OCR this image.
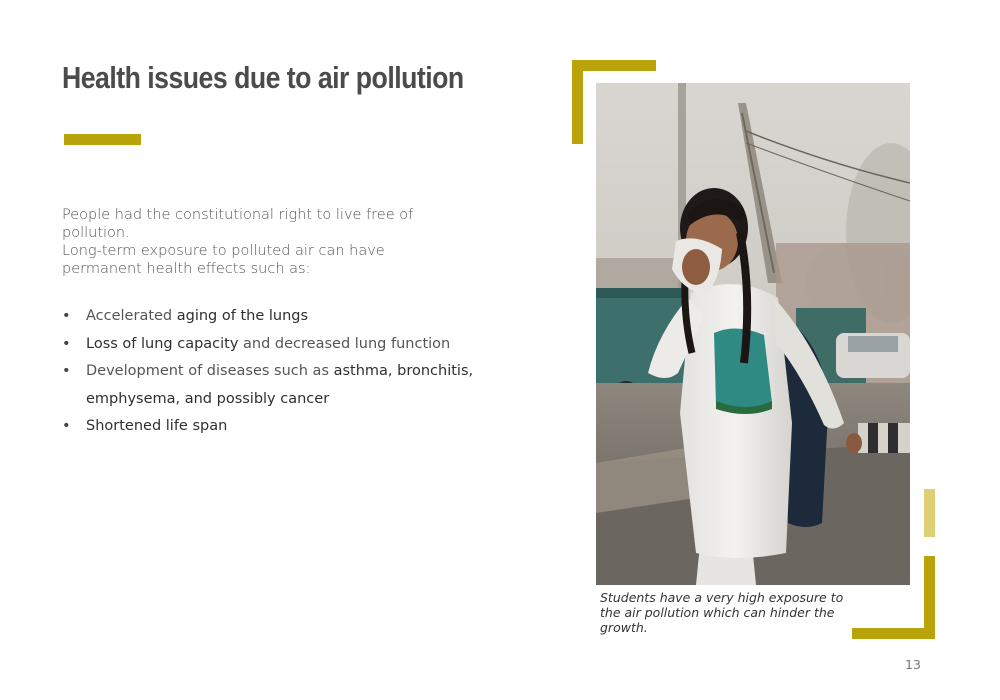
Health issues due to air pollution

People had the constitutional right to live free of pollution.

Long-term exposure to polluted air can have permanent health effects such as:

• Accelerated aging of the lungs
• Loss of lung capacity and decreased lung function
• Development of diseases such as asthma, bronchitis, emphysema, and possibly cancer
• Shortened life span

Students have a very high exposure to the air pollution which can hinder the growth.

13
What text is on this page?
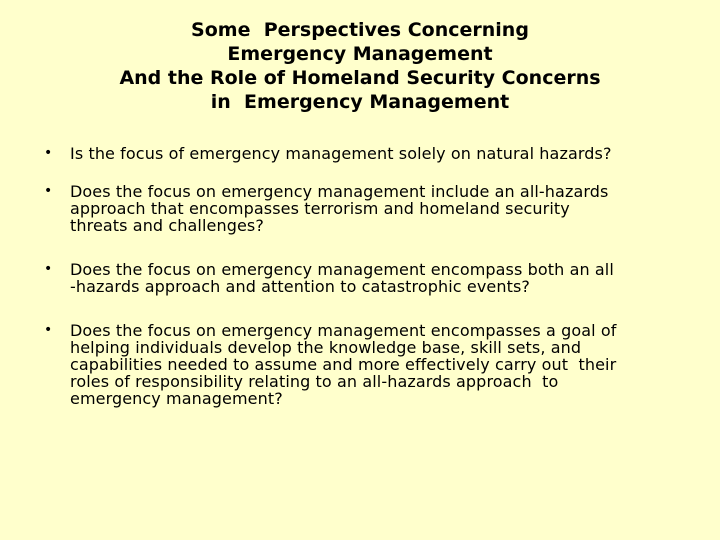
Some  Perspectives Concerning
Emergency Management
And the Role of Homeland Security Concerns
in  Emergency Management
•	Is the focus of emergency management solely on natural hazards?
•	Does the focus on emergency management include an all-hazards
approach that encompasses terrorism and homeland security
threats and challenges?
•	Does the focus on emergency management encompass both an all
-hazards approach and attention to catastrophic events?
•	Does the focus on emergency management encompasses a goal of
helping individuals develop the knowledge base, skill sets, and
capabilities needed to assume and more effectively carry out  their
roles of responsibility relating to an all-hazards approach  to
emergency management?
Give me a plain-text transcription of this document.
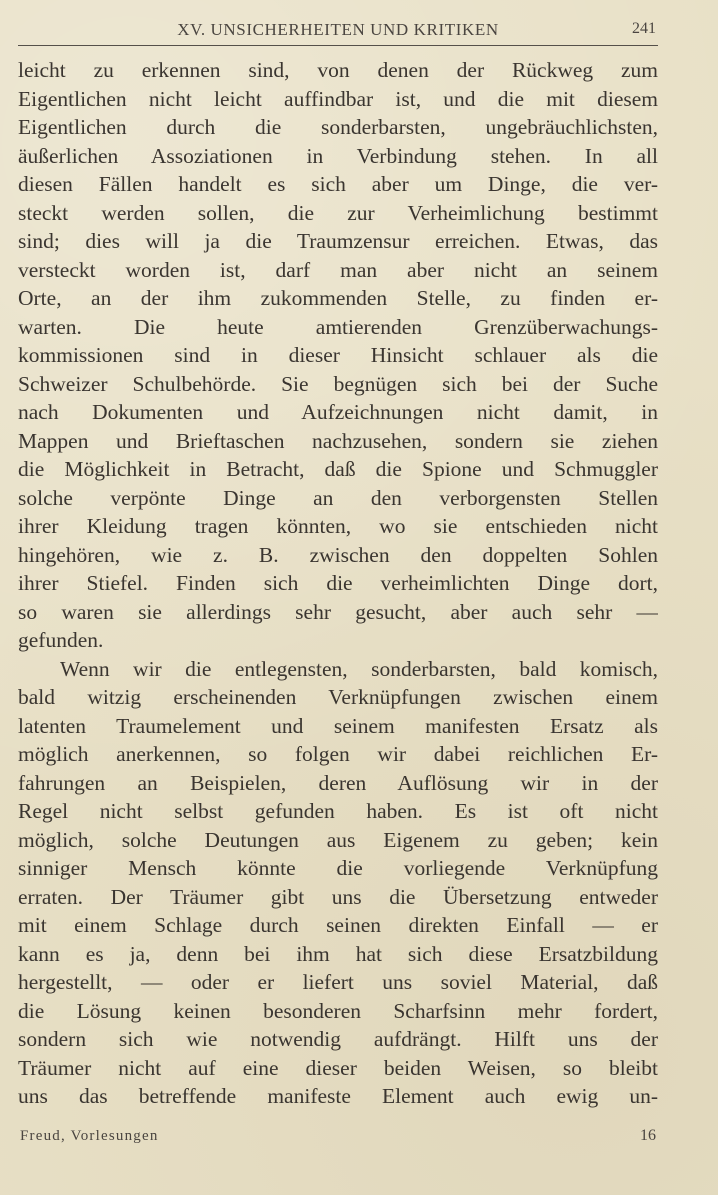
XV. UNSICHERHEITEN UND KRITIKEN	241
leicht zu erkennen sind, von denen der Rückweg zum
Eigentlichen nicht leicht auffindbar ist, und die mit diesem
Eigentlichen durch die sonderbarsten, ungebräuchlichsten,
äußerlichen Assoziationen in Verbindung stehen. In all
diesen Fällen handelt es sich aber um Dinge, die ver-
steckt werden sollen, die zur Verheimlichung bestimmt
sind; dies will ja die Traumzensur erreichen. Etwas, das
versteckt worden ist, darf man aber nicht an seinem
Orte, an der ihm zukommenden Stelle, zu finden er-
warten. Die heute amtierenden Grenzüberwachungs-
kommissionen sind in dieser Hinsicht schlauer als die
Schweizer Schulbehörde. Sie begnügen sich bei der Suche
nach Dokumenten und Aufzeichnungen nicht damit, in
Mappen und Brieftaschen nachzusehen, sondern sie ziehen
die Möglichkeit in Betracht, daß die Spione und Schmuggler
solche verpönte Dinge an den verborgensten Stellen
ihrer Kleidung tragen könnten, wo sie entschieden nicht
hingehören, wie z. B. zwischen den doppelten Sohlen
ihrer Stiefel. Finden sich die verheimlichten Dinge dort,
so waren sie allerdings sehr gesucht, aber auch sehr —
gefunden.
Wenn wir die entlegensten, sonderbarsten, bald komisch,
bald witzig erscheinenden Verknüpfungen zwischen einem
latenten Traumelement und seinem manifesten Ersatz als
möglich anerkennen, so folgen wir dabei reichlichen Er-
fahrungen an Beispielen, deren Auflösung wir in der
Regel nicht selbst gefunden haben. Es ist oft nicht
möglich, solche Deutungen aus Eigenem zu geben; kein
sinniger Mensch könnte die vorliegende Verknüpfung
erraten. Der Träumer gibt uns die Übersetzung entweder
mit einem Schlage durch seinen direkten Einfall — er
kann es ja, denn bei ihm hat sich diese Ersatzbildung
hergestellt, — oder er liefert uns soviel Material, daß
die Lösung keinen besonderen Scharfsinn mehr fordert,
sondern sich wie notwendig aufdrängt. Hilft uns der
Träumer nicht auf eine dieser beiden Weisen, so bleibt
uns das betreffende manifeste Element auch ewig un-
Freud, Vorlesungen	16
--------------------------------------------------
[Your task] Copy each line that holds the word "leicht".

[Solution below]
leicht zu erkennen sind, von denen der Rückweg zum
Eigentlichen nicht leicht auffindbar ist, und die mit diesem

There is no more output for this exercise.